§ Tasks for this exercise:
• a. From the piece on driving with little kids, copy the passage starting at "2. Before you" and ending at "be vomit involved.".
• b. Which activities does the driving-with-kids piece name as minor diversions while driving? List all of them.
• c. Summarize the piece on driving with little kids in two sentences.

Start Excerpt to read

Parenting

Murphy’s Laws of Driving With Little Kids

by Anna
Updated: 
Originally Published: 

It should be illegal to travel with small children in the backseat of a car. The distractions caused by children far outnumber any minor diversions caused by cellphone use, hair brushing or newspaper reading while driving. I cringe when I think back to some of the journeys I took while running on three hours of sleep in the months after each child’s birth. The police should stop wasting time ticketing speeders and phone-talkers. Sleep-deprived mommas are where the real money is.

1. Before you start the car, each child has a favorite toy in hand. As you back away from the house, someone flings a toy across the car, causing you to reach back and pick it up.

2. Before you back out of the driveway, the old DVD player is dusted off and plugged in. Once you’re on the highway a child kicks the DVD player, loosens the plug and makes the red light turn off, causing you to swerve all over the mountain road to try to restart it.

3. There will be vomit involved.

4. If the kids do fall asleep, it will happen fifteen minutes before you arrive at your destination, thus nixing any possibility of a real nap that day.

5. Before the car is in reverse, each child has a snack within reach. As you drive away, one child will drop said snack and needs you to stop the car to retrieve it. Every time you pass a snack to the backseat someone will complain, “Why did she get more Mini Wheats than me?” or “Why did he get his banana first?”

End Excerpt to read
Start Provided data

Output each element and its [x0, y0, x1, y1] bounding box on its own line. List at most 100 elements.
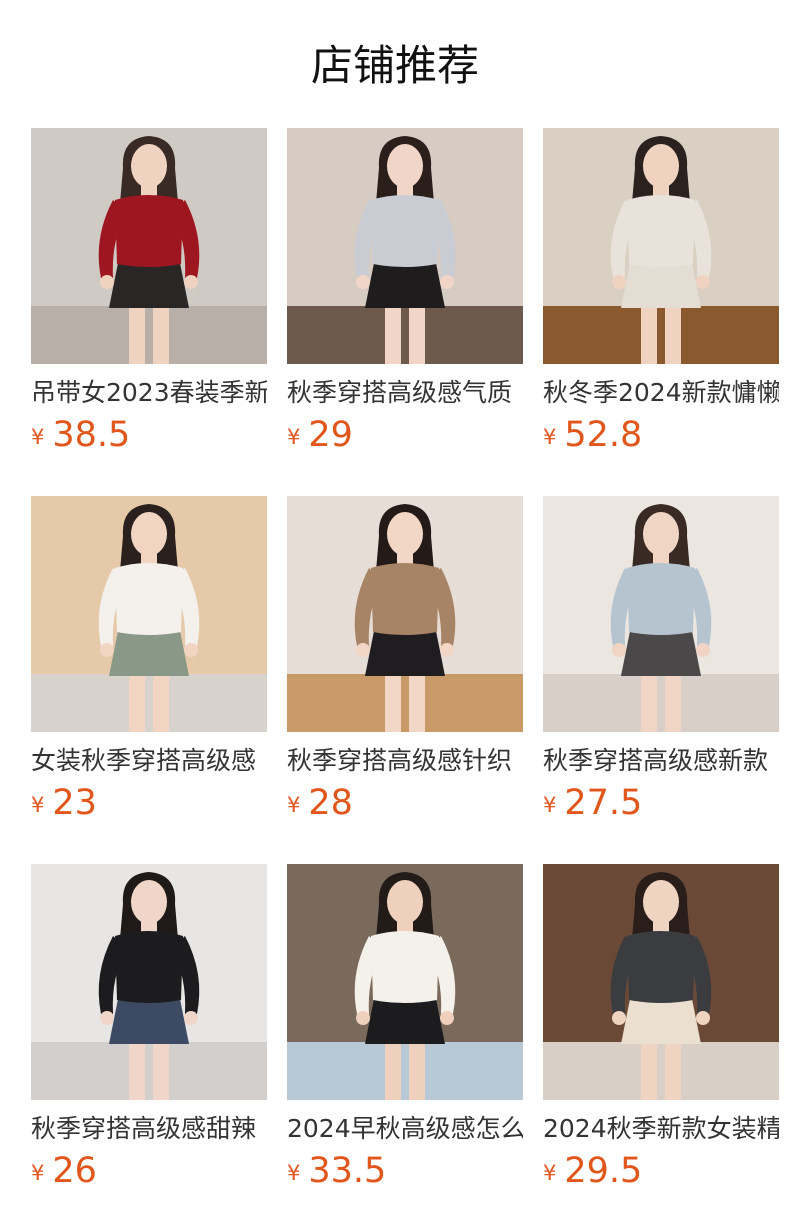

End Provided data

§ Task answers:
• a.
2. Before you back out of the driveway, the old DVD player is dusted off and plugged in. Once you’re on the highway a child kicks the DVD player, loosens the plug and makes the red light turn off, causing you to swerve all over the mountain road to try to restart it.

3. There will be vomit involved.

• b.
- Cellphone use
- Hair brushing
- Newspaper reading

• c. The writer argues that small children in the backseat are more distracting than cellphone use, hair brushing or newspaper reading, and that sleep-deprived parents are the real danger on the road. A numbered list of rules follows: toys get flung, a kicked DVD player comes unplugged, there will be vomit, kids fall asleep fifteen minutes before arrival, and dropped snacks and complaints about who got more keep pulling the driver's attention to the back.